▸ **Work required**: Repeat all of the records verbatim.

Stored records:
+ + + + +

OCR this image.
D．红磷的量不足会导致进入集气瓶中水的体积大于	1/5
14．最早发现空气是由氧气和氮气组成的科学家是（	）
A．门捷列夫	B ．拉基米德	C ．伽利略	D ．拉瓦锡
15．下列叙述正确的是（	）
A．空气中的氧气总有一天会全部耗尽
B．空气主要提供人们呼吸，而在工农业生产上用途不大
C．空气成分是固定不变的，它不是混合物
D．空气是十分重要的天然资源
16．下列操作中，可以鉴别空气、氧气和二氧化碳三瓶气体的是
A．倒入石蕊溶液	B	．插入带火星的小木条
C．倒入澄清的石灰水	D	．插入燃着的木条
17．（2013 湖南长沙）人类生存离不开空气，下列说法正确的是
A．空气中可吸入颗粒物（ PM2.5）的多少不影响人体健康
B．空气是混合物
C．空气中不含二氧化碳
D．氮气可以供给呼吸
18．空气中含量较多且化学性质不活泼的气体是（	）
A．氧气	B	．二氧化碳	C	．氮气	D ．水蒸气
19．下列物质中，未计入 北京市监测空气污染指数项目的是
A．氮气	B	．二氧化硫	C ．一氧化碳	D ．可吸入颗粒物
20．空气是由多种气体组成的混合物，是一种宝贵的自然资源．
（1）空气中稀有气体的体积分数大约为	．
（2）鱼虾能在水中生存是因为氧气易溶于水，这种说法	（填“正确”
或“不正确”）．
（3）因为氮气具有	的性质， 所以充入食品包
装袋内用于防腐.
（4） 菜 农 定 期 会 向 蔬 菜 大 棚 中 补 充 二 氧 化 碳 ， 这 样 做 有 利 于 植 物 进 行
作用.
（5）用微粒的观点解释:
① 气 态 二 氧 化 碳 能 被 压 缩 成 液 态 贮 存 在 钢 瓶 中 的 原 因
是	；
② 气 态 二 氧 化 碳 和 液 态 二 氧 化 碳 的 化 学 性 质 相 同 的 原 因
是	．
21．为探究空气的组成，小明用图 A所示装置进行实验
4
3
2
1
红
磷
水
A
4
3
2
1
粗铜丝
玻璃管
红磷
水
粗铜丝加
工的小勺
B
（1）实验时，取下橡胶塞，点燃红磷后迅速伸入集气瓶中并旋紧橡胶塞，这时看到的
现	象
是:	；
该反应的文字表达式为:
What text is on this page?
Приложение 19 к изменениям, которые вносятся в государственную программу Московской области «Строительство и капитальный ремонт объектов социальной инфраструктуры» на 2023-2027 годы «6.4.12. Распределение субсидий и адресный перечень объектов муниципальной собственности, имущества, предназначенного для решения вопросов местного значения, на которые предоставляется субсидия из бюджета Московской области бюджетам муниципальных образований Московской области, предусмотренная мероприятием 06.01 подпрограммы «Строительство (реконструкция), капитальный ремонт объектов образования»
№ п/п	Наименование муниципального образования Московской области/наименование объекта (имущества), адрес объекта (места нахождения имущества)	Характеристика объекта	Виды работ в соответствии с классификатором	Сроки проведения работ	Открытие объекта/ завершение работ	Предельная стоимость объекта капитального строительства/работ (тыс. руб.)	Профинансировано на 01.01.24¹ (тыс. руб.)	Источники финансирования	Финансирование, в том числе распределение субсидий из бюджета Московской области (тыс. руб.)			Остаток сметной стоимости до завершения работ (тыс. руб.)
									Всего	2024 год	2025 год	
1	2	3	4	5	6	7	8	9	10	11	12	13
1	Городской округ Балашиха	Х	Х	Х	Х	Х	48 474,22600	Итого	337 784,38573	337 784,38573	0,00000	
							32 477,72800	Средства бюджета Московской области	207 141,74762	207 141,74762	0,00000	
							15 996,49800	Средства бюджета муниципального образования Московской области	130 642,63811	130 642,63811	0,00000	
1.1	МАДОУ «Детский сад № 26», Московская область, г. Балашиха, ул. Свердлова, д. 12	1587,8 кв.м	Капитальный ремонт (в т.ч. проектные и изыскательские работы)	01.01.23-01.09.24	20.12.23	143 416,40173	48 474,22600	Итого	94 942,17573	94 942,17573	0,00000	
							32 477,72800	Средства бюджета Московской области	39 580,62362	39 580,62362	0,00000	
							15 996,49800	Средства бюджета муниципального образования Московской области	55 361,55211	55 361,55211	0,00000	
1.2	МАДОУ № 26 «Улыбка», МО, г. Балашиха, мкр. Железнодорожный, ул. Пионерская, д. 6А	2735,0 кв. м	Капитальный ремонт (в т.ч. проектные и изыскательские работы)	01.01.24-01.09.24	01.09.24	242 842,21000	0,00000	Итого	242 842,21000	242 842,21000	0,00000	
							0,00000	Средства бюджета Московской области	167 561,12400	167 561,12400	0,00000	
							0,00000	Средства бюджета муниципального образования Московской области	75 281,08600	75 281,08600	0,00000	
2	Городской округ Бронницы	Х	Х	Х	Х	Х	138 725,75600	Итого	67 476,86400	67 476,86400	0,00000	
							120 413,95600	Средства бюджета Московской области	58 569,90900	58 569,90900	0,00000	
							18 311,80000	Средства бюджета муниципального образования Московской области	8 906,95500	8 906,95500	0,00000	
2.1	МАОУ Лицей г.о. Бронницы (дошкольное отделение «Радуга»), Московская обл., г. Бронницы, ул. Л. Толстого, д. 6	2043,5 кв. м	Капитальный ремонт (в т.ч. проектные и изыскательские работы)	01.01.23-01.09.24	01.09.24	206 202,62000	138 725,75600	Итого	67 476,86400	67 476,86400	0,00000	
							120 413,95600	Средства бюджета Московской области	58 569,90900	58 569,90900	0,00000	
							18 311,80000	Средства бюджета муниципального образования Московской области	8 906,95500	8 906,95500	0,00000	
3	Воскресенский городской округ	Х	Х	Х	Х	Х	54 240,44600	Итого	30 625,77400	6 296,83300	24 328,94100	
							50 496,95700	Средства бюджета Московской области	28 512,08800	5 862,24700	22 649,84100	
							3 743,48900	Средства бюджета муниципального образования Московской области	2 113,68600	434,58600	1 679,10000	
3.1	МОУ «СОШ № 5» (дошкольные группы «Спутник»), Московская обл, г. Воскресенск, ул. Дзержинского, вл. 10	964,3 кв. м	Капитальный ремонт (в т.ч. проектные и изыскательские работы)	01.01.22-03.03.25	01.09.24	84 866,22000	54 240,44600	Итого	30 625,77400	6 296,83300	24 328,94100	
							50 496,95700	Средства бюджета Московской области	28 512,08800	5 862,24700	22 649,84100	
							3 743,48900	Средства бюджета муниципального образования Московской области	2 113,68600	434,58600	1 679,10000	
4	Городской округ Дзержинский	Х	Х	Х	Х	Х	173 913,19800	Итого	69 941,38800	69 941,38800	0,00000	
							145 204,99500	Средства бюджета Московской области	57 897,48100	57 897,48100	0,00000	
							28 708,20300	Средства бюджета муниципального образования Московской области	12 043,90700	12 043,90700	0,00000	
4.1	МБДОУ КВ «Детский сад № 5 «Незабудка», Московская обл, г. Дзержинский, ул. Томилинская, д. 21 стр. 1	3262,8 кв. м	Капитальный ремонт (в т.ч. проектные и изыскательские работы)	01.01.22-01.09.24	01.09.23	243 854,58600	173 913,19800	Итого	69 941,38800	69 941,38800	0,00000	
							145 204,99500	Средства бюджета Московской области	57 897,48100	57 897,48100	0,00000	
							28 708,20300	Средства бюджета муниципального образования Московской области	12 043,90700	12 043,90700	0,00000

+ + + + +

▸ **Result**:
OCR this image.
D．红磷的量不足会导致进入集气瓶中水的体积大于	1/5
14．最早发现空气是由氧气和氮气组成的科学家是（	）
A．门捷列夫	B ．拉基米德	C ．伽利略	D ．拉瓦锡
15．下列叙述正确的是（	）
A．空气中的氧气总有一天会全部耗尽
B．空气主要提供人们呼吸，而在工农业生产上用途不大
C．空气成分是固定不变的，它不是混合物
D．空气是十分重要的天然资源
16．下列操作中，可以鉴别空气、氧气和二氧化碳三瓶气体的是
A．倒入石蕊溶液	B	．插入带火星的小木条
C．倒入澄清的石灰水	D	．插入燃着的木条
17．（2013 湖南长沙）人类生存离不开空气，下列说法正确的是
A．空气中可吸入颗粒物（ PM2.5）的多少不影响人体健康
B．空气是混合物
C．空气中不含二氧化碳
D．氮气可以供给呼吸
18．空气中含量较多且化学性质不活泼的气体是（	）
A．氧气	B	．二氧化碳	C	．氮气	D ．水蒸气
19．下列物质中，未计入 北京市监测空气污染指数项目的是
A．氮气	B	．二氧化硫	C ．一氧化碳	D ．可吸入颗粒物
20．空气是由多种气体组成的混合物，是一种宝贵的自然资源．
（1）空气中稀有气体的体积分数大约为	．
（2）鱼虾能在水中生存是因为氧气易溶于水，这种说法	（填“正确”
或“不正确”）．
（3）因为氮气具有	的性质， 所以充入食品包
装袋内用于防腐.
（4） 菜 农 定 期 会 向 蔬 菜 大 棚 中 补 充 二 氧 化 碳 ， 这 样 做 有 利 于 植 物 进 行
作用.
（5）用微粒的观点解释:
① 气 态 二 氧 化 碳 能 被 压 缩 成 液 态 贮 存 在 钢 瓶 中 的 原 因
是	；
② 气 态 二 氧 化 碳 和 液 态 二 氧 化 碳 的 化 学 性 质 相 同 的 原 因
是	．
21．为探究空气的组成，小明用图 A所示装置进行实验
4
3
2
1
红
磷
水
A
4
3
2
1
粗铜丝
玻璃管
红磷
水
粗铜丝加
工的小勺
B
（1）实验时，取下橡胶塞，点燃红磷后迅速伸入集气瓶中并旋紧橡胶塞，这时看到的
现	象
是:	；
该反应的文字表达式为:
What text is on this page?
Приложение 19 к изменениям, которые вносятся в государственную программу Московской области «Строительство и капитальный ремонт объектов социальной инфраструктуры» на 2023-2027 годы «6.4.12. Распределение субсидий и адресный перечень объектов муниципальной собственности, имущества, предназначенного для решения вопросов местного значения, на которые предоставляется субсидия из бюджета Московской области бюджетам муниципальных образований Московской области, предусмотренная мероприятием 06.01 подпрограммы «Строительство (реконструкция), капитальный ремонт объектов образования»
№ п/п	Наименование муниципального образования Московской области/наименование объекта (имущества), адрес объекта (места нахождения имущества)	Характеристика объекта	Виды работ в соответствии с классификатором	Сроки проведения работ	Открытие объекта/ завершение работ	Предельная стоимость объекта капитального строительства/работ (тыс. руб.)	Профинансировано на 01.01.24¹ (тыс. руб.)	Источники финансирования	Финансирование, в том числе распределение субсидий из бюджета Московской области (тыс. руб.)			Остаток сметной стоимости до завершения работ (тыс. руб.)
									Всего	2024 год	2025 год	
1	2	3	4	5	6	7	8	9	10	11	12	13
1	Городской округ Балашиха	Х	Х	Х	Х	Х	48 474,22600	Итого	337 784,38573	337 784,38573	0,00000	
							32 477,72800	Средства бюджета Московской области	207 141,74762	207 141,74762	0,00000	
							15 996,49800	Средства бюджета муниципального образования Московской области	130 642,63811	130 642,63811	0,00000	
1.1	МАДОУ «Детский сад № 26», Московская область, г. Балашиха, ул. Свердлова, д. 12	1587,8 кв.м	Капитальный ремонт (в т.ч. проектные и изыскательские работы)	01.01.23-01.09.24	20.12.23	143 416,40173	48 474,22600	Итого	94 942,17573	94 942,17573	0,00000	
							32 477,72800	Средства бюджета Московской области	39 580,62362	39 580,62362	0,00000	
							15 996,49800	Средства бюджета муниципального образования Московской области	55 361,55211	55 361,55211	0,00000	
1.2	МАДОУ № 26 «Улыбка», МО, г. Балашиха, мкр. Железнодорожный, ул. Пионерская, д. 6А	2735,0 кв. м	Капитальный ремонт (в т.ч. проектные и изыскательские работы)	01.01.24-01.09.24	01.09.24	242 842,21000	0,00000	Итого	242 842,21000	242 842,21000	0,00000	
							0,00000	Средства бюджета Московской области	167 561,12400	167 561,12400	0,00000	
							0,00000	Средства бюджета муниципального образования Московской области	75 281,08600	75 281,08600	0,00000	
2	Городской округ Бронницы	Х	Х	Х	Х	Х	138 725,75600	Итого	67 476,86400	67 476,86400	0,00000	
							120 413,95600	Средства бюджета Московской области	58 569,90900	58 569,90900	0,00000	
							18 311,80000	Средства бюджета муниципального образования Московской области	8 906,95500	8 906,95500	0,00000	
2.1	МАОУ Лицей г.о. Бронницы (дошкольное отделение «Радуга»), Московская обл., г. Бронницы, ул. Л. Толстого, д. 6	2043,5 кв. м	Капитальный ремонт (в т.ч. проектные и изыскательские работы)	01.01.23-01.09.24	01.09.24	206 202,62000	138 725,75600	Итого	67 476,86400	67 476,86400	0,00000	
							120 413,95600	Средства бюджета Московской области	58 569,90900	58 569,90900	0,00000	
							18 311,80000	Средства бюджета муниципального образования Московской области	8 906,95500	8 906,95500	0,00000	
3	Воскресенский городской округ	Х	Х	Х	Х	Х	54 240,44600	Итого	30 625,77400	6 296,83300	24 328,94100	
							50 496,95700	Средства бюджета Московской области	28 512,08800	5 862,24700	22 649,84100	
							3 743,48900	Средства бюджета муниципального образования Московской области	2 113,68600	434,58600	1 679,10000	
3.1	МОУ «СОШ № 5» (дошкольные группы «Спутник»), Московская обл, г. Воскресенск, ул. Дзержинского, вл. 10	964,3 кв. м	Капитальный ремонт (в т.ч. проектные и изыскательские работы)	01.01.22-03.03.25	01.09.24	84 866,22000	54 240,44600	Итого	30 625,77400	6 296,83300	24 328,94100	
							50 496,95700	Средства бюджета Московской области	28 512,08800	5 862,24700	22 649,84100	
							3 743,48900	Средства бюджета муниципального образования Московской области	2 113,68600	434,58600	1 679,10000	
4	Городской округ Дзержинский	Х	Х	Х	Х	Х	173 913,19800	Итого	69 941,38800	69 941,38800	0,00000	
							145 204,99500	Средства бюджета Московской области	57 897,48100	57 897,48100	0,00000	
							28 708,20300	Средства бюджета муниципального образования Московской области	12 043,90700	12 043,90700	0,00000	
4.1	МБДОУ КВ «Детский сад № 5 «Незабудка», Московская обл, г. Дзержинский, ул. Томилинская, д. 21 стр. 1	3262,8 кв. м	Капитальный ремонт (в т.ч. проектные и изыскательские работы)	01.01.22-01.09.24	01.09.23	243 854,58600	173 913,19800	Итого	69 941,38800	69 941,38800	0,00000	
							145 204,99500	Средства бюджета Московской области	57 897,48100	57 897,48100	0,00000	
							28 708,20300	Средства бюджета муниципального образования Московской области	12 043,90700	12 043,90700	0,00000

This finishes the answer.